### [Written task]
Return, word for word, every line that follows.

[Stored dataset items]
---*---
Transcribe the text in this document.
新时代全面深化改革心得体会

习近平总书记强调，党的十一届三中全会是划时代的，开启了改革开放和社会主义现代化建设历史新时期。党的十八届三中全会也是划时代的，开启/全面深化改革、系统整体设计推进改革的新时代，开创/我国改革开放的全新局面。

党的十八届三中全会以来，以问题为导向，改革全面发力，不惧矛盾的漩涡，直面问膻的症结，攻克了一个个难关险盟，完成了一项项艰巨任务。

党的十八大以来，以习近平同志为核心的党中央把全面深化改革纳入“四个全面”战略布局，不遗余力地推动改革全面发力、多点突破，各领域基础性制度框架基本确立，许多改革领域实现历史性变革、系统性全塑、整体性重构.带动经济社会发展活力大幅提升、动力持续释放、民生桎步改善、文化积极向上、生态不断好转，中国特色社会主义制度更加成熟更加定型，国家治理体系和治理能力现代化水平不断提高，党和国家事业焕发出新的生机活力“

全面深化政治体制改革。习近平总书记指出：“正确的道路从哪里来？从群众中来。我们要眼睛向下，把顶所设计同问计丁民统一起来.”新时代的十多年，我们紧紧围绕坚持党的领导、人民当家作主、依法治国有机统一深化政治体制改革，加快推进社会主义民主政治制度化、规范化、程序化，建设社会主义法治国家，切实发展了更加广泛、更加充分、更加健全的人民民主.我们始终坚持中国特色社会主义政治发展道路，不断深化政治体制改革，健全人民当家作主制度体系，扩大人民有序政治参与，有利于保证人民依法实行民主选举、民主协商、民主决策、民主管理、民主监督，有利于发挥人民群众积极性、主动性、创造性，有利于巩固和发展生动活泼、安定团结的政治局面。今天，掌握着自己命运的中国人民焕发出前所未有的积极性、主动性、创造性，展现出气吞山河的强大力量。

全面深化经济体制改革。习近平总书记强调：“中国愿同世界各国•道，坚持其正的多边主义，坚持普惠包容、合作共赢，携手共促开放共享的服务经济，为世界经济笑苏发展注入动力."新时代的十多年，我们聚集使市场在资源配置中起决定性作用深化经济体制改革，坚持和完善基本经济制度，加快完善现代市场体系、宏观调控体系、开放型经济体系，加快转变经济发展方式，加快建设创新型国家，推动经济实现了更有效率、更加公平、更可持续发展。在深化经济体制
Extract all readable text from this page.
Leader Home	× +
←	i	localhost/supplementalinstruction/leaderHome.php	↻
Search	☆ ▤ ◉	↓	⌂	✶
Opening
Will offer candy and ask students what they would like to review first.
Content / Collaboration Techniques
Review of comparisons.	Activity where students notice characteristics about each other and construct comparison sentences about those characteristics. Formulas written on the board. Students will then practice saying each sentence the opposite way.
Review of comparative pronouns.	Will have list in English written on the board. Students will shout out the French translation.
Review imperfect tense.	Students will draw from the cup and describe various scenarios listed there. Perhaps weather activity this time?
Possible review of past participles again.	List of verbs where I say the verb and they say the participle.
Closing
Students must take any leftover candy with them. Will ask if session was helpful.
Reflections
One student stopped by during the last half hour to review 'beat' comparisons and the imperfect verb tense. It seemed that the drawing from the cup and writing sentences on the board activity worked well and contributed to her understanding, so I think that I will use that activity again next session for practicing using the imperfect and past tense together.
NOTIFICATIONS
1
---*---
### [Exercise result]
Transcribe the text in this document.
新时代全面深化改革心得体会

习近平总书记强调，党的十一届三中全会是划时代的，开启了改革开放和社会主义现代化建设历史新时期。党的十八届三中全会也是划时代的，开启/全面深化改革、系统整体设计推进改革的新时代，开创/我国改革开放的全新局面。

党的十八届三中全会以来，以问题为导向，改革全面发力，不惧矛盾的漩涡，直面问膻的症结，攻克了一个个难关险盟，完成了一项项艰巨任务。

党的十八大以来，以习近平同志为核心的党中央把全面深化改革纳入“四个全面”战略布局，不遗余力地推动改革全面发力、多点突破，各领域基础性制度框架基本确立，许多改革领域实现历史性变革、系统性全塑、整体性重构.带动经济社会发展活力大幅提升、动力持续释放、民生桎步改善、文化积极向上、生态不断好转，中国特色社会主义制度更加成熟更加定型，国家治理体系和治理能力现代化水平不断提高，党和国家事业焕发出新的生机活力“

全面深化政治体制改革。习近平总书记指出：“正确的道路从哪里来？从群众中来。我们要眼睛向下，把顶所设计同问计丁民统一起来.”新时代的十多年，我们紧紧围绕坚持党的领导、人民当家作主、依法治国有机统一深化政治体制改革，加快推进社会主义民主政治制度化、规范化、程序化，建设社会主义法治国家，切实发展了更加广泛、更加充分、更加健全的人民民主.我们始终坚持中国特色社会主义政治发展道路，不断深化政治体制改革，健全人民当家作主制度体系，扩大人民有序政治参与，有利于保证人民依法实行民主选举、民主协商、民主决策、民主管理、民主监督，有利于发挥人民群众积极性、主动性、创造性，有利于巩固和发展生动活泼、安定团结的政治局面。今天，掌握着自己命运的中国人民焕发出前所未有的积极性、主动性、创造性，展现出气吞山河的强大力量。

全面深化经济体制改革。习近平总书记强调：“中国愿同世界各国•道，坚持其正的多边主义，坚持普惠包容、合作共赢，携手共促开放共享的服务经济，为世界经济笑苏发展注入动力."新时代的十多年，我们聚集使市场在资源配置中起决定性作用深化经济体制改革，坚持和完善基本经济制度，加快完善现代市场体系、宏观调控体系、开放型经济体系，加快转变经济发展方式，加快建设创新型国家，推动经济实现了更有效率、更加公平、更可持续发展。在深化经济体制
Extract all readable text from this page.
Leader Home	× +
←	i	localhost/supplementalinstruction/leaderHome.php	↻
Search	☆ ▤ ◉	↓	⌂	✶
Opening
Will offer candy and ask students what they would like to review first.
Content / Collaboration Techniques
Review of comparisons.	Activity where students notice characteristics about each other and construct comparison sentences about those characteristics. Formulas written on the board. Students will then practice saying each sentence the opposite way.
Review of comparative pronouns.	Will have list in English written on the board. Students will shout out the French translation.
Review imperfect tense.	Students will draw from the cup and describe various scenarios listed there. Perhaps weather activity this time?
Possible review of past participles again.	List of verbs where I say the verb and they say the participle.
Closing
Students must take any leftover candy with them. Will ask if session was helpful.
Reflections
One student stopped by during the last half hour to review 'beat' comparisons and the imperfect verb tense. It seemed that the drawing from the cup and writing sentences on the board activity worked well and contributed to her understanding, so I think that I will use that activity again next session for practicing using the imperfect and past tense together.
NOTIFICATIONS
1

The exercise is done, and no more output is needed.